▶ PROVIDED INFORMATION:

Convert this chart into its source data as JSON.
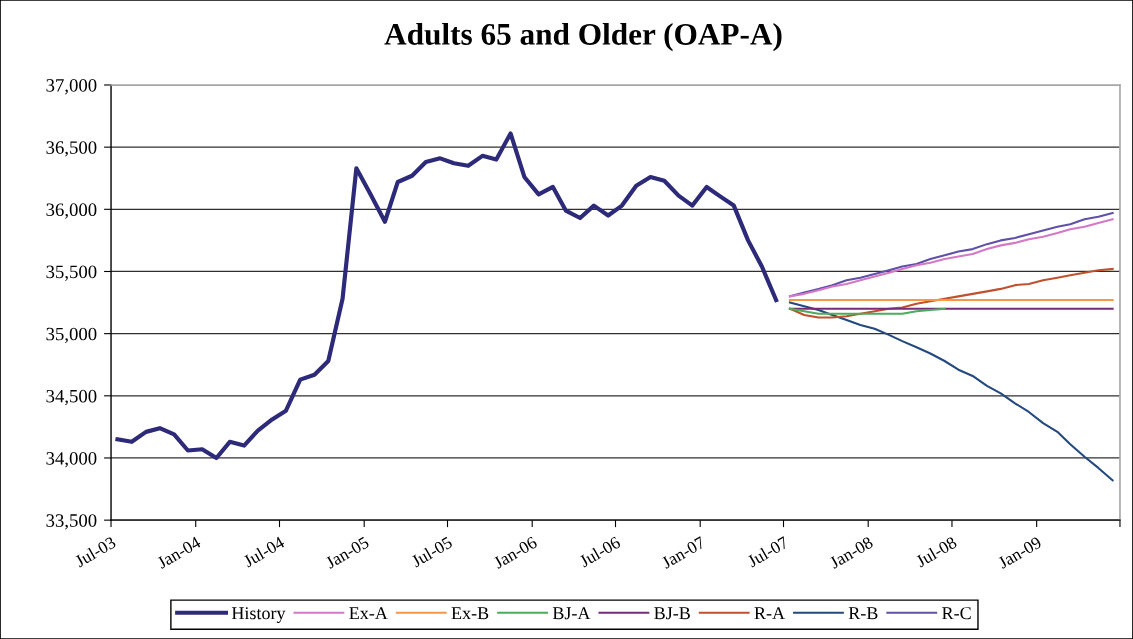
{
  "chart_data": {
    "type": "line",
    "title": "Adults 65 and Older (OAP-A)",
    "x": [
      "2007-07-15",
      "2007-08-15",
      "2007-09-15",
      "2007-10-15",
      "2007-11-15",
      "2007-12-15",
      "2008-01-15",
      "2008-02-15",
      "2008-03-15",
      "2008-04-15",
      "2008-05-15",
      "2008-06-15",
      "2008-07-15",
      "2008-08-15",
      "2008-09-15",
      "2008-10-15",
      "2008-11-15",
      "2008-12-15",
      "2009-01-15",
      "2009-02-15",
      "2009-03-15",
      "2009-04-15",
      "2009-05-15",
      "2009-06-15"
    ],
    "series": [
      {
        "name": "History",
        "color": "#2e2a7a",
        "x": [
          "2003-07-15",
          "2003-08-15",
          "2003-09-15",
          "2003-10-15",
          "2003-11-15",
          "2003-12-15",
          "2004-01-15",
          "2004-02-15",
          "2004-03-15",
          "2004-04-15",
          "2004-05-15",
          "2004-06-15",
          "2004-07-15",
          "2004-08-15",
          "2004-09-15",
          "2004-10-15",
          "2004-11-15",
          "2004-12-15",
          "2005-01-15",
          "2005-02-15",
          "2005-03-15",
          "2005-04-15",
          "2005-05-15",
          "2005-06-15",
          "2005-07-15",
          "2005-08-15",
          "2005-09-15",
          "2005-10-15",
          "2005-11-15",
          "2005-12-15",
          "2006-01-15",
          "2006-02-15",
          "2006-03-15",
          "2006-04-15",
          "2006-05-15",
          "2006-06-15",
          "2006-07-15",
          "2006-08-15",
          "2006-09-15",
          "2006-10-15",
          "2006-11-15",
          "2006-12-15",
          "2007-01-15",
          "2007-02-15",
          "2007-03-15",
          "2007-04-15",
          "2007-05-15",
          "2007-06-15"
        ],
        "values": [
          34150,
          34130,
          34210,
          34240,
          34190,
          34060,
          34070,
          34000,
          34130,
          34100,
          34220,
          34310,
          34380,
          34630,
          34670,
          34780,
          35280,
          36330,
          36120,
          35900,
          36220,
          36270,
          36380,
          36410,
          36370,
          36350,
          36430,
          36400,
          36610,
          36260,
          36120,
          36180,
          35990,
          35930,
          36030,
          35950,
          36030,
          36190,
          36260,
          36230,
          36110,
          36030,
          36180,
          36100,
          36030,
          35750,
          35540,
          35270
        ]
      },
      {
        "name": "Ex-A",
        "color": "#d478c6",
        "values": [
          35300,
          35320,
          35350,
          35380,
          35400,
          35430,
          35460,
          35490,
          35520,
          35550,
          35570,
          35600,
          35620,
          35640,
          35680,
          35710,
          35730,
          35760,
          35780,
          35810,
          35840,
          35860,
          35890,
          35920
        ]
      },
      {
        "name": "Ex-B",
        "color": "#f79646",
        "values": [
          35270,
          35270,
          35270,
          35270,
          35270,
          35270,
          35270,
          35270,
          35270,
          35270,
          35270,
          35270,
          35270,
          35270,
          35270,
          35270,
          35270,
          35270,
          35270,
          35270,
          35270,
          35270,
          35270,
          35270
        ]
      },
      {
        "name": "BJ-A",
        "color": "#4bac5a",
        "values": [
          35200,
          35180,
          35160,
          35160,
          35160,
          35160,
          35160,
          35160,
          35160,
          35180,
          35190,
          35200,
          null,
          null,
          null,
          null,
          null,
          null,
          null,
          null,
          null,
          null,
          null,
          null
        ]
      },
      {
        "name": "BJ-B",
        "color": "#7a2a7a",
        "values": [
          35200,
          35200,
          35200,
          35200,
          35200,
          35200,
          35200,
          35200,
          35200,
          35200,
          35200,
          35200,
          35200,
          35200,
          35200,
          35200,
          35200,
          35200,
          35200,
          35200,
          35200,
          35200,
          35200,
          35200
        ]
      },
      {
        "name": "R-A",
        "color": "#c0502e",
        "values": [
          35200,
          35150,
          35130,
          35130,
          35140,
          35160,
          35180,
          35200,
          35210,
          35240,
          35260,
          35280,
          35300,
          35320,
          35340,
          35360,
          35390,
          35400,
          35430,
          35450,
          35470,
          35490,
          35510,
          35520
        ]
      },
      {
        "name": "R-B",
        "color": "#23497e",
        "values": [
          35250,
          35220,
          35190,
          35150,
          35110,
          35070,
          35040,
          34990,
          34940,
          34890,
          34840,
          34780,
          34710,
          34660,
          34580,
          34520,
          34440,
          34370,
          34280,
          34210,
          34110,
          34010,
          33920,
          33820
        ]
      },
      {
        "name": "R-C",
        "color": "#6050a8",
        "values": [
          35300,
          35330,
          35360,
          35390,
          35430,
          35450,
          35480,
          35510,
          35540,
          35560,
          35600,
          35630,
          35660,
          35680,
          35720,
          35750,
          35770,
          35800,
          35830,
          35860,
          35880,
          35920,
          35940,
          35970
        ]
      }
    ],
    "xlim": [
      "2003-07",
      "2009-07"
    ],
    "xticks": [
      {
        "value": "2003-07",
        "label": "Jul-03"
      },
      {
        "value": "2004-01",
        "label": "Jan-04"
      },
      {
        "value": "2004-07",
        "label": "Jul-04"
      },
      {
        "value": "2005-01",
        "label": "Jan-05"
      },
      {
        "value": "2005-07",
        "label": "Jul-05"
      },
      {
        "value": "2006-01",
        "label": "Jan-06"
      },
      {
        "value": "2006-07",
        "label": "Jul-06"
      },
      {
        "value": "2007-01",
        "label": "Jan-07"
      },
      {
        "value": "2007-07",
        "label": "Jul-07"
      },
      {
        "value": "2008-01",
        "label": "Jan-08"
      },
      {
        "value": "2008-07",
        "label": "Jul-08"
      },
      {
        "value": "2009-01",
        "label": "Jan-09"
      },
      {
        "value": "2009-07",
        "label": null
      }
    ],
    "ylim": [
      33500,
      37000
    ],
    "yticks": [
      {
        "value": 33500,
        "label": "33,500"
      },
      {
        "value": 34000,
        "label": "34,000"
      },
      {
        "value": 34500,
        "label": "34,500"
      },
      {
        "value": 35000,
        "label": "35,000"
      },
      {
        "value": 35500,
        "label": "35,500"
      },
      {
        "value": 36000,
        "label": "36,000"
      },
      {
        "value": 36500,
        "label": "36,500"
      },
      {
        "value": 37000,
        "label": "37,000"
      }
    ],
    "grid": "y",
    "legend": "bottom",
    "line_style": "solid"
  }
}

▶ WHAT TO DO: Gather up the lines containing the word "color" from these records and copy them.

▶ RESPONSE BELOW:
        "color": "#2e2a7a",
        "color": "#d478c6",
        "color": "#f79646",
        "color": "#4bac5a",
        "color": "#7a2a7a",
        "color": "#c0502e",
        "color": "#23497e",
        "color": "#6050a8",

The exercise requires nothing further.